** Short problem **
Set down each entry from the block beneath, exactly as written.

======== Recorded data ========

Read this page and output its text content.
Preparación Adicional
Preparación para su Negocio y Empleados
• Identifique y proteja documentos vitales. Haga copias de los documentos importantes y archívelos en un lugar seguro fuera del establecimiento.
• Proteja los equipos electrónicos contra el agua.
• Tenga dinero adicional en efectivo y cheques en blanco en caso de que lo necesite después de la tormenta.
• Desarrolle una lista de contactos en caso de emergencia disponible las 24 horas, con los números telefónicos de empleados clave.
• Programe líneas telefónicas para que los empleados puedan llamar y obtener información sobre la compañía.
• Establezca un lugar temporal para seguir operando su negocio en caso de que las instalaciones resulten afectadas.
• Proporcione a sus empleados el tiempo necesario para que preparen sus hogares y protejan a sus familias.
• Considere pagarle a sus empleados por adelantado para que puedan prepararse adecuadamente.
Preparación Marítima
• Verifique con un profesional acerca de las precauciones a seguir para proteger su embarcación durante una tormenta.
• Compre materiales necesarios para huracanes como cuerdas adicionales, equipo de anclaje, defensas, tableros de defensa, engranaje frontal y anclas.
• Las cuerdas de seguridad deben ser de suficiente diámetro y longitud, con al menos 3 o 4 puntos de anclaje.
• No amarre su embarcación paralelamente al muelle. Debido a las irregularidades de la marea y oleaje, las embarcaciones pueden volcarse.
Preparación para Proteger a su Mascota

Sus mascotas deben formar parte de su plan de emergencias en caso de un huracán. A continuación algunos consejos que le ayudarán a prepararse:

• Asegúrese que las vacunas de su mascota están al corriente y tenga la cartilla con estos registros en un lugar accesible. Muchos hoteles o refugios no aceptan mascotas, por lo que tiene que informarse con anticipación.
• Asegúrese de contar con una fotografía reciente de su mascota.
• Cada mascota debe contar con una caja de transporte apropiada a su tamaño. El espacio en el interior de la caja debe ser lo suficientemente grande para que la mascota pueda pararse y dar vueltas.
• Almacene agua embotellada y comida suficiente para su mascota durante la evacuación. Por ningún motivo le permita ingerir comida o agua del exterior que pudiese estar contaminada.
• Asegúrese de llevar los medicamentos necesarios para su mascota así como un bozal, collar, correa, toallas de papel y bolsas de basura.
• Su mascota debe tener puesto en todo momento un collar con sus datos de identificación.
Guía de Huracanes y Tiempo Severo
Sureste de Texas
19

========

** Written solution **
Read this page and output its text content.
Preparación Adicional
Preparación para su Negocio y Empleados
• Identifique y proteja documentos vitales. Haga copias de los documentos importantes y archívelos en un lugar seguro fuera del establecimiento.
• Proteja los equipos electrónicos contra el agua.
• Tenga dinero adicional en efectivo y cheques en blanco en caso de que lo necesite después de la tormenta.
• Desarrolle una lista de contactos en caso de emergencia disponible las 24 horas, con los números telefónicos de empleados clave.
• Programe líneas telefónicas para que los empleados puedan llamar y obtener información sobre la compañía.
• Establezca un lugar temporal para seguir operando su negocio en caso de que las instalaciones resulten afectadas.
• Proporcione a sus empleados el tiempo necesario para que preparen sus hogares y protejan a sus familias.
• Considere pagarle a sus empleados por adelantado para que puedan prepararse adecuadamente.
Preparación Marítima
• Verifique con un profesional acerca de las precauciones a seguir para proteger su embarcación durante una tormenta.
• Compre materiales necesarios para huracanes como cuerdas adicionales, equipo de anclaje, defensas, tableros de defensa, engranaje frontal y anclas.
• Las cuerdas de seguridad deben ser de suficiente diámetro y longitud, con al menos 3 o 4 puntos de anclaje.
• No amarre su embarcación paralelamente al muelle. Debido a las irregularidades de la marea y oleaje, las embarcaciones pueden volcarse.
Preparación para Proteger a su Mascota

Sus mascotas deben formar parte de su plan de emergencias en caso de un huracán. A continuación algunos consejos que le ayudarán a prepararse:

• Asegúrese que las vacunas de su mascota están al corriente y tenga la cartilla con estos registros en un lugar accesible. Muchos hoteles o refugios no aceptan mascotas, por lo que tiene que informarse con anticipación.
• Asegúrese de contar con una fotografía reciente de su mascota.
• Cada mascota debe contar con una caja de transporte apropiada a su tamaño. El espacio en el interior de la caja debe ser lo suficientemente grande para que la mascota pueda pararse y dar vueltas.
• Almacene agua embotellada y comida suficiente para su mascota durante la evacuación. Por ningún motivo le permita ingerir comida o agua del exterior que pudiese estar contaminada.
• Asegúrese de llevar los medicamentos necesarios para su mascota así como un bozal, collar, correa, toallas de papel y bolsas de basura.
• Su mascota debe tener puesto en todo momento un collar con sus datos de identificación.
Guía de Huracanes y Tiempo Severo
Sureste de Texas
19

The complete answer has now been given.